Aim of the exercise
Find each line with "purchase" and copy it.
= = =
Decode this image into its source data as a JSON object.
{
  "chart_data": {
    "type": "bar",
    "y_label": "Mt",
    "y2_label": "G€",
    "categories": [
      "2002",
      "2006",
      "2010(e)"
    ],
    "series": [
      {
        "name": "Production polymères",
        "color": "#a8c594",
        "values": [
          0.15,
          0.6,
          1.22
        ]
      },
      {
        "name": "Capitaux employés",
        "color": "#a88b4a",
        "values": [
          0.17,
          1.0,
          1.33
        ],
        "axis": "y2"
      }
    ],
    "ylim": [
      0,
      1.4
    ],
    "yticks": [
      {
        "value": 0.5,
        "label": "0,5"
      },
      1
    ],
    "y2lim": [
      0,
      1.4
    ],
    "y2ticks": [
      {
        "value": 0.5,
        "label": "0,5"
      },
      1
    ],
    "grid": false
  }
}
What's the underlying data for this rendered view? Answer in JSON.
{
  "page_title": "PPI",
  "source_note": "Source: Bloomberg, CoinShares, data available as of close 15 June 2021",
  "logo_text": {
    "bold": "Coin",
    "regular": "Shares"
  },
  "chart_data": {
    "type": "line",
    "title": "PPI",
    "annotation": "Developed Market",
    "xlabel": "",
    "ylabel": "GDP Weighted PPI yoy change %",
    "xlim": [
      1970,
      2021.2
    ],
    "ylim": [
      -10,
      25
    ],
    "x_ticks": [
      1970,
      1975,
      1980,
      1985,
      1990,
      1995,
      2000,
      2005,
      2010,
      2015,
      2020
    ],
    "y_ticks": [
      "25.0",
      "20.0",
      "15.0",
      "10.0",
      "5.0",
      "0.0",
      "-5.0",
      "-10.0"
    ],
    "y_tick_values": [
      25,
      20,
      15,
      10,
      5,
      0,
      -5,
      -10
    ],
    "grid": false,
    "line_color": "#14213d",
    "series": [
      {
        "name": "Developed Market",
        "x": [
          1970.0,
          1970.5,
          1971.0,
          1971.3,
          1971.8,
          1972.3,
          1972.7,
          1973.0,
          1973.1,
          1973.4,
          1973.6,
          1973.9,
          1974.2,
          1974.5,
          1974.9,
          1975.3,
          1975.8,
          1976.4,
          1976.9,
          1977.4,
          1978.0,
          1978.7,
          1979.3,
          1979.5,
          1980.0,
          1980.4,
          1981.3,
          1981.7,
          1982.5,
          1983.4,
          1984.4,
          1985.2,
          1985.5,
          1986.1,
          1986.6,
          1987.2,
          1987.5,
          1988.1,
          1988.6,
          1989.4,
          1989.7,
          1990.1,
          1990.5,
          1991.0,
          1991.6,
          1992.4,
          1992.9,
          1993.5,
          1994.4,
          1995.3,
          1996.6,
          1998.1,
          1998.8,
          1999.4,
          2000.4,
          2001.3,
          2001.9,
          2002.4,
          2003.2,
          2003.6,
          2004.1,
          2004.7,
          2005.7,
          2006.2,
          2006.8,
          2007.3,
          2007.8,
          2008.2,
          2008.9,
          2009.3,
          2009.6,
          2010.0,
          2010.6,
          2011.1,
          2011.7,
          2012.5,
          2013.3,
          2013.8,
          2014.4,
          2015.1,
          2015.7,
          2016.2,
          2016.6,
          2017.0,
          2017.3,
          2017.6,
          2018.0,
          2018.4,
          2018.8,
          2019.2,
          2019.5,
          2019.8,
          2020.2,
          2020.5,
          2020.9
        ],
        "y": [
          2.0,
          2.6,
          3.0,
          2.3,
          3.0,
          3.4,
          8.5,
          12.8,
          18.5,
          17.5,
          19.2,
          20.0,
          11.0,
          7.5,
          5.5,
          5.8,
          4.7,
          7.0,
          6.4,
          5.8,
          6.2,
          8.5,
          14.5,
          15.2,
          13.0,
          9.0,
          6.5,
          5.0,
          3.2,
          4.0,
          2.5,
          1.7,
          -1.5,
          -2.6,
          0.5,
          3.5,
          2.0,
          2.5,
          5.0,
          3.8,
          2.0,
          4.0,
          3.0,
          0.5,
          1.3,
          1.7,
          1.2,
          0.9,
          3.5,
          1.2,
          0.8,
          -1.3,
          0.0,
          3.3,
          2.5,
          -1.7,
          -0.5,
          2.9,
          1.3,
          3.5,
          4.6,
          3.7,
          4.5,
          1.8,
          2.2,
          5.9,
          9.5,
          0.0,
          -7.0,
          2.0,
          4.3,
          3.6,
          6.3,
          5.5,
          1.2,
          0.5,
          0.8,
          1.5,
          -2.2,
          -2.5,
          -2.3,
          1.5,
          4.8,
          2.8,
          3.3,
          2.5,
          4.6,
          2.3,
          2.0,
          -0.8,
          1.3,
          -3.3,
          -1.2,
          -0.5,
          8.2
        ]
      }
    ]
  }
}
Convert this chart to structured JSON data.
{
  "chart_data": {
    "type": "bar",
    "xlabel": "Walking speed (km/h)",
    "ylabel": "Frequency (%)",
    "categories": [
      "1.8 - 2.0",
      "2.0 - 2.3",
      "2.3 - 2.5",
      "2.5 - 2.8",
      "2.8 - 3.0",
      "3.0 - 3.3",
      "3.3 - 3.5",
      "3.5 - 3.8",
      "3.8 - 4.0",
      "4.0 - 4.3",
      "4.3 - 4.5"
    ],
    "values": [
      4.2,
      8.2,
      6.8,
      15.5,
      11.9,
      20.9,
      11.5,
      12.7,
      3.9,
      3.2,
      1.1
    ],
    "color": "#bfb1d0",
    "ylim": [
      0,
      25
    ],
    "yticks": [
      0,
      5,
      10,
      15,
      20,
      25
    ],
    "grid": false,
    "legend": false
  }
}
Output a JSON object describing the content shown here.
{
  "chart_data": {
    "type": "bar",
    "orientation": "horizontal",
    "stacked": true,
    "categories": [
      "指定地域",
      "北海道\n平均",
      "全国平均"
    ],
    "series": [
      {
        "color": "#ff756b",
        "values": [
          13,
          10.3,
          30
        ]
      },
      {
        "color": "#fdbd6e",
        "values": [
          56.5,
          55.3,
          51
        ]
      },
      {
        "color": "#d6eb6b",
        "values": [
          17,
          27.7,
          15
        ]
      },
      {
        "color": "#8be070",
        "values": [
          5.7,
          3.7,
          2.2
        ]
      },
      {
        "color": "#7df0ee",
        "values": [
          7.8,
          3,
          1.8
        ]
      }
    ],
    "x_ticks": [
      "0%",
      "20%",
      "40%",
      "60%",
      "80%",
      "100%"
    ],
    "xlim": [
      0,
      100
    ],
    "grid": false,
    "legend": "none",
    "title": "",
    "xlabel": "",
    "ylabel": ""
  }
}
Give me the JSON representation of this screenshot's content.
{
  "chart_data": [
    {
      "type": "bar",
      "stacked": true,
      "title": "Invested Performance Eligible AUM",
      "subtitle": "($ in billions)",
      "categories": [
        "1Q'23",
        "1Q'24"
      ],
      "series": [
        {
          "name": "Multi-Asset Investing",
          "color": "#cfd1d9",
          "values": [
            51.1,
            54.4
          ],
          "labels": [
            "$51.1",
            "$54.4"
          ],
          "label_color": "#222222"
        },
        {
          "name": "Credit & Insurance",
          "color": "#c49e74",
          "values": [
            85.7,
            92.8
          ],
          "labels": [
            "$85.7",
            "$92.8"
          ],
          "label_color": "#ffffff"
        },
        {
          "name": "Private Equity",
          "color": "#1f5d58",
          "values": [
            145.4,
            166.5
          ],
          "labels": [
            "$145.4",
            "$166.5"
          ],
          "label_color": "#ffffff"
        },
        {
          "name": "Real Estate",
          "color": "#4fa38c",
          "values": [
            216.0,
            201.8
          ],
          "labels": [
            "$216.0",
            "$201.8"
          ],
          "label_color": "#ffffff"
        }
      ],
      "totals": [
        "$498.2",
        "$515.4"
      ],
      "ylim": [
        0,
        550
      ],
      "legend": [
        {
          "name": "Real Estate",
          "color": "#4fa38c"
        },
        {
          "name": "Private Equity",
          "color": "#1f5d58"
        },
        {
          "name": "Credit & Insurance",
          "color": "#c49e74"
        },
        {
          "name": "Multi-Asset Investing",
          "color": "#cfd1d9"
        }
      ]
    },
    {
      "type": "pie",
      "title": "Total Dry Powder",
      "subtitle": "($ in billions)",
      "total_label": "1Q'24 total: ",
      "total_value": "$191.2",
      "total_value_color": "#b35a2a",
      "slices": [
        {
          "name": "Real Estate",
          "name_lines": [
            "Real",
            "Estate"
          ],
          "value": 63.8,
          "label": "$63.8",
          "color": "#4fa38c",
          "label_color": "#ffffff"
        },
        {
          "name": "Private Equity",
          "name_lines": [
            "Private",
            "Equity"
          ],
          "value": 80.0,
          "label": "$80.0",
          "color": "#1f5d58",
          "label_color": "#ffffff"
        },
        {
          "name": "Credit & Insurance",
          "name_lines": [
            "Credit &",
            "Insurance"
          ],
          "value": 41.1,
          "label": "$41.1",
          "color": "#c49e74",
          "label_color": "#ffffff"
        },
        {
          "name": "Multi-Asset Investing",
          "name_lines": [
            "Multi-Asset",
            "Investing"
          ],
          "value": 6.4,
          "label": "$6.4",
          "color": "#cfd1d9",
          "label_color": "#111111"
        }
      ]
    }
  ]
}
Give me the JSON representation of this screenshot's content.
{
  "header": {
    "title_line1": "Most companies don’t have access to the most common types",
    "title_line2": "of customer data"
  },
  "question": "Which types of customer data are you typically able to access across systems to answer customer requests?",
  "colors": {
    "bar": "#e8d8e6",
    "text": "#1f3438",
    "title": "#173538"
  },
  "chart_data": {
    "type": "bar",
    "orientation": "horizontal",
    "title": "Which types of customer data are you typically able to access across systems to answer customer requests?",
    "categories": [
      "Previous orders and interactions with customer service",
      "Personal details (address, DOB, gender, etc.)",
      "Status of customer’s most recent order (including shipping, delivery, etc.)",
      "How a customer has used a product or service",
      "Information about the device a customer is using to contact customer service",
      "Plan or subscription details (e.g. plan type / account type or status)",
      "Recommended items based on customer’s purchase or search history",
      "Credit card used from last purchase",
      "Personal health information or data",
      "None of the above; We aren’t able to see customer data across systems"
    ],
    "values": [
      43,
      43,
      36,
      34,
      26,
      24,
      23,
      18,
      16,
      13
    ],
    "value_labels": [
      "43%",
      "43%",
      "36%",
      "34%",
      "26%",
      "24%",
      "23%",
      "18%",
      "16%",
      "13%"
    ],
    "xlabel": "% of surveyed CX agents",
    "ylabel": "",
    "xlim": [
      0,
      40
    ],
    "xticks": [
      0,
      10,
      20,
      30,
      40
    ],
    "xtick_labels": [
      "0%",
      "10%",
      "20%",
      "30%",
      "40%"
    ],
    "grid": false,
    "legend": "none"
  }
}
= = =
Output of the task
      "Recommended items based on customer’s purchase or search history",
      "Credit card used from last purchase",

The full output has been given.